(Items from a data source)
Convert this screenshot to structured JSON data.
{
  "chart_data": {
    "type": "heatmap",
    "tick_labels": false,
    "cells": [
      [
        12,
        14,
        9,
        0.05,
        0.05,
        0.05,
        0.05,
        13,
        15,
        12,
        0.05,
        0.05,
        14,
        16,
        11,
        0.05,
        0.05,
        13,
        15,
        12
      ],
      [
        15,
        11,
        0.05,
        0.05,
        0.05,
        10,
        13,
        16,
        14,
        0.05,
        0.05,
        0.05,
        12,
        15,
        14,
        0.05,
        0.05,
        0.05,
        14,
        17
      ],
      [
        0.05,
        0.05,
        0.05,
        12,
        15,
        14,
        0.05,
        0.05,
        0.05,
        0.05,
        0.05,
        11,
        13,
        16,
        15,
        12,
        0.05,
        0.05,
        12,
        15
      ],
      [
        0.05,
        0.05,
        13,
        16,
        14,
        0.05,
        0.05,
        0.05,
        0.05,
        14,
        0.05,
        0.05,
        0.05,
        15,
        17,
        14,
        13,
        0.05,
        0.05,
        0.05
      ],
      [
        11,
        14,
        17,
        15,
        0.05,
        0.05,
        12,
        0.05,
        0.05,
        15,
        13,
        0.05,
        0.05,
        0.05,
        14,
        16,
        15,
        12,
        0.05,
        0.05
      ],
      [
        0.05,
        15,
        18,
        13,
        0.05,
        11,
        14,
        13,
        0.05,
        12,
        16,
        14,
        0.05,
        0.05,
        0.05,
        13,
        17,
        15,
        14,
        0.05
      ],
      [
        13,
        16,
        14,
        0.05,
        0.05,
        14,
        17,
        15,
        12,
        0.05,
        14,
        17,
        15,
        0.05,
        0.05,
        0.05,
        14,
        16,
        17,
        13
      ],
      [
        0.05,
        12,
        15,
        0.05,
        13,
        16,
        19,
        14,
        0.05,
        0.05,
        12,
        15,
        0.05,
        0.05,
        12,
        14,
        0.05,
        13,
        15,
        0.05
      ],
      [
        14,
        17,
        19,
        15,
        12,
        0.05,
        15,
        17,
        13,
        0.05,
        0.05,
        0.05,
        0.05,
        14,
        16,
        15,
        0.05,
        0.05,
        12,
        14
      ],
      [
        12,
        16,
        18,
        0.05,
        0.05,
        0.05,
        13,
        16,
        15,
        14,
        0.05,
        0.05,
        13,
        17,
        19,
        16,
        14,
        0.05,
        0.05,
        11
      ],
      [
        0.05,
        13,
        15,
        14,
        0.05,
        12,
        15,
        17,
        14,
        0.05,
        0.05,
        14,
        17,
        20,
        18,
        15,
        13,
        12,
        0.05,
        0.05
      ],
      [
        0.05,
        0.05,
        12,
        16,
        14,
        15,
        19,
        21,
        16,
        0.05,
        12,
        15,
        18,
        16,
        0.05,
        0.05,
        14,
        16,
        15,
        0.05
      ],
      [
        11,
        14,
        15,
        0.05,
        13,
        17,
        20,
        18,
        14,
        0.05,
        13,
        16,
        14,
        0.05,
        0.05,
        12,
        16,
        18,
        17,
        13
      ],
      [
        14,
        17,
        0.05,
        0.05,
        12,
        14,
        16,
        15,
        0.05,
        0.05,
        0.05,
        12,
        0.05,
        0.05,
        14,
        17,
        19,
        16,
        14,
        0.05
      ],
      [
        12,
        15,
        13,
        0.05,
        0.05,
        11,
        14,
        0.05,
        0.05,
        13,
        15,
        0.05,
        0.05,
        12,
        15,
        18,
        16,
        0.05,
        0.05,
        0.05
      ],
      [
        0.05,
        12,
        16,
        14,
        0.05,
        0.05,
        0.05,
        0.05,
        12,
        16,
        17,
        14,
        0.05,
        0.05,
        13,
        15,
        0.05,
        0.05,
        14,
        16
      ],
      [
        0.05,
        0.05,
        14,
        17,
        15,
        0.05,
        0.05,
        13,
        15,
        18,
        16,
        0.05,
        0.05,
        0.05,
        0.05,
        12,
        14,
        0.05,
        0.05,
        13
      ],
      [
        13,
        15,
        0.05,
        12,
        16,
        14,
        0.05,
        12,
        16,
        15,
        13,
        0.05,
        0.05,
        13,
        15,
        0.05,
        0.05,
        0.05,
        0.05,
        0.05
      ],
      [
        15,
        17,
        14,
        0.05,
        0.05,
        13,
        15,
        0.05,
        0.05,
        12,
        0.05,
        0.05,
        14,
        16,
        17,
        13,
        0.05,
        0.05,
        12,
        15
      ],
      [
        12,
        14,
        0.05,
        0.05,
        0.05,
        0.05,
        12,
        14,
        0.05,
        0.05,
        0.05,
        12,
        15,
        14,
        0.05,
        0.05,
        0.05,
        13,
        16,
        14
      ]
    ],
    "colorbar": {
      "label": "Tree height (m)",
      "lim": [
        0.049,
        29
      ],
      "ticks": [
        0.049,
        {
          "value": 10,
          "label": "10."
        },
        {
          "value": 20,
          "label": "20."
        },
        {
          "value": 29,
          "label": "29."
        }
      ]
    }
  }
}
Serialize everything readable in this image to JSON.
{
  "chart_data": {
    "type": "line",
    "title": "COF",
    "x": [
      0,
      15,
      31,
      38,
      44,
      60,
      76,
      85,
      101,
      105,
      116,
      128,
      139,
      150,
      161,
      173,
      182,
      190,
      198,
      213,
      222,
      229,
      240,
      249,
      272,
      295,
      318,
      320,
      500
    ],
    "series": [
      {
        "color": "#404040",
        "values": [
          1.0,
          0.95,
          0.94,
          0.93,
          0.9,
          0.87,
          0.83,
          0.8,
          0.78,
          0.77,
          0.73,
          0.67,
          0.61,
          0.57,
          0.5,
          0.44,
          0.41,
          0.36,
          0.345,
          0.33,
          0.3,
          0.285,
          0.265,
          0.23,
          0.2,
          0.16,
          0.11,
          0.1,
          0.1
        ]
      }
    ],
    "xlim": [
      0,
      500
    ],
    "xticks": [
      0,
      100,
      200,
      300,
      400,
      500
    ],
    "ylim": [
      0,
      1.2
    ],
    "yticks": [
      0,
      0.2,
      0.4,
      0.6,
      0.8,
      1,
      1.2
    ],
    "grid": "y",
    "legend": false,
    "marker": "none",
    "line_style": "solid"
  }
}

:: What is asked ::
Repeat the entries shown above, every one, word for word.

:: Written solution ::
Convert this screenshot to structured JSON data.
{
  "chart_data": {
    "type": "heatmap",
    "tick_labels": false,
    "cells": [
      [
        12,
        14,
        9,
        0.05,
        0.05,
        0.05,
        0.05,
        13,
        15,
        12,
        0.05,
        0.05,
        14,
        16,
        11,
        0.05,
        0.05,
        13,
        15,
        12
      ],
      [
        15,
        11,
        0.05,
        0.05,
        0.05,
        10,
        13,
        16,
        14,
        0.05,
        0.05,
        0.05,
        12,
        15,
        14,
        0.05,
        0.05,
        0.05,
        14,
        17
      ],
      [
        0.05,
        0.05,
        0.05,
        12,
        15,
        14,
        0.05,
        0.05,
        0.05,
        0.05,
        0.05,
        11,
        13,
        16,
        15,
        12,
        0.05,
        0.05,
        12,
        15
      ],
      [
        0.05,
        0.05,
        13,
        16,
        14,
        0.05,
        0.05,
        0.05,
        0.05,
        14,
        0.05,
        0.05,
        0.05,
        15,
        17,
        14,
        13,
        0.05,
        0.05,
        0.05
      ],
      [
        11,
        14,
        17,
        15,
        0.05,
        0.05,
        12,
        0.05,
        0.05,
        15,
        13,
        0.05,
        0.05,
        0.05,
        14,
        16,
        15,
        12,
        0.05,
        0.05
      ],
      [
        0.05,
        15,
        18,
        13,
        0.05,
        11,
        14,
        13,
        0.05,
        12,
        16,
        14,
        0.05,
        0.05,
        0.05,
        13,
        17,
        15,
        14,
        0.05
      ],
      [
        13,
        16,
        14,
        0.05,
        0.05,
        14,
        17,
        15,
        12,
        0.05,
        14,
        17,
        15,
        0.05,
        0.05,
        0.05,
        14,
        16,
        17,
        13
      ],
      [
        0.05,
        12,
        15,
        0.05,
        13,
        16,
        19,
        14,
        0.05,
        0.05,
        12,
        15,
        0.05,
        0.05,
        12,
        14,
        0.05,
        13,
        15,
        0.05
      ],
      [
        14,
        17,
        19,
        15,
        12,
        0.05,
        15,
        17,
        13,
        0.05,
        0.05,
        0.05,
        0.05,
        14,
        16,
        15,
        0.05,
        0.05,
        12,
        14
      ],
      [
        12,
        16,
        18,
        0.05,
        0.05,
        0.05,
        13,
        16,
        15,
        14,
        0.05,
        0.05,
        13,
        17,
        19,
        16,
        14,
        0.05,
        0.05,
        11
      ],
      [
        0.05,
        13,
        15,
        14,
        0.05,
        12,
        15,
        17,
        14,
        0.05,
        0.05,
        14,
        17,
        20,
        18,
        15,
        13,
        12,
        0.05,
        0.05
      ],
      [
        0.05,
        0.05,
        12,
        16,
        14,
        15,
        19,
        21,
        16,
        0.05,
        12,
        15,
        18,
        16,
        0.05,
        0.05,
        14,
        16,
        15,
        0.05
      ],
      [
        11,
        14,
        15,
        0.05,
        13,
        17,
        20,
        18,
        14,
        0.05,
        13,
        16,
        14,
        0.05,
        0.05,
        12,
        16,
        18,
        17,
        13
      ],
      [
        14,
        17,
        0.05,
        0.05,
        12,
        14,
        16,
        15,
        0.05,
        0.05,
        0.05,
        12,
        0.05,
        0.05,
        14,
        17,
        19,
        16,
        14,
        0.05
      ],
      [
        12,
        15,
        13,
        0.05,
        0.05,
        11,
        14,
        0.05,
        0.05,
        13,
        15,
        0.05,
        0.05,
        12,
        15,
        18,
        16,
        0.05,
        0.05,
        0.05
      ],
      [
        0.05,
        12,
        16,
        14,
        0.05,
        0.05,
        0.05,
        0.05,
        12,
        16,
        17,
        14,
        0.05,
        0.05,
        13,
        15,
        0.05,
        0.05,
        14,
        16
      ],
      [
        0.05,
        0.05,
        14,
        17,
        15,
        0.05,
        0.05,
        13,
        15,
        18,
        16,
        0.05,
        0.05,
        0.05,
        0.05,
        12,
        14,
        0.05,
        0.05,
        13
      ],
      [
        13,
        15,
        0.05,
        12,
        16,
        14,
        0.05,
        12,
        16,
        15,
        13,
        0.05,
        0.05,
        13,
        15,
        0.05,
        0.05,
        0.05,
        0.05,
        0.05
      ],
      [
        15,
        17,
        14,
        0.05,
        0.05,
        13,
        15,
        0.05,
        0.05,
        12,
        0.05,
        0.05,
        14,
        16,
        17,
        13,
        0.05,
        0.05,
        12,
        15
      ],
      [
        12,
        14,
        0.05,
        0.05,
        0.05,
        0.05,
        12,
        14,
        0.05,
        0.05,
        0.05,
        12,
        15,
        14,
        0.05,
        0.05,
        0.05,
        13,
        16,
        14
      ]
    ],
    "colorbar": {
      "label": "Tree height (m)",
      "lim": [
        0.049,
        29
      ],
      "ticks": [
        0.049,
        {
          "value": 10,
          "label": "10."
        },
        {
          "value": 20,
          "label": "20."
        },
        {
          "value": 29,
          "label": "29."
        }
      ]
    }
  }
}
Serialize everything readable in this image to JSON.
{
  "chart_data": {
    "type": "line",
    "title": "COF",
    "x": [
      0,
      15,
      31,
      38,
      44,
      60,
      76,
      85,
      101,
      105,
      116,
      128,
      139,
      150,
      161,
      173,
      182,
      190,
      198,
      213,
      222,
      229,
      240,
      249,
      272,
      295,
      318,
      320,
      500
    ],
    "series": [
      {
        "color": "#404040",
        "values": [
          1.0,
          0.95,
          0.94,
          0.93,
          0.9,
          0.87,
          0.83,
          0.8,
          0.78,
          0.77,
          0.73,
          0.67,
          0.61,
          0.57,
          0.5,
          0.44,
          0.41,
          0.36,
          0.345,
          0.33,
          0.3,
          0.285,
          0.265,
          0.23,
          0.2,
          0.16,
          0.11,
          0.1,
          0.1
        ]
      }
    ],
    "xlim": [
      0,
      500
    ],
    "xticks": [
      0,
      100,
      200,
      300,
      400,
      500
    ],
    "ylim": [
      0,
      1.2
    ],
    "yticks": [
      0,
      0.2,
      0.4,
      0.6,
      0.8,
      1,
      1.2
    ],
    "grid": "y",
    "legend": false,
    "marker": "none",
    "line_style": "solid"
  }
}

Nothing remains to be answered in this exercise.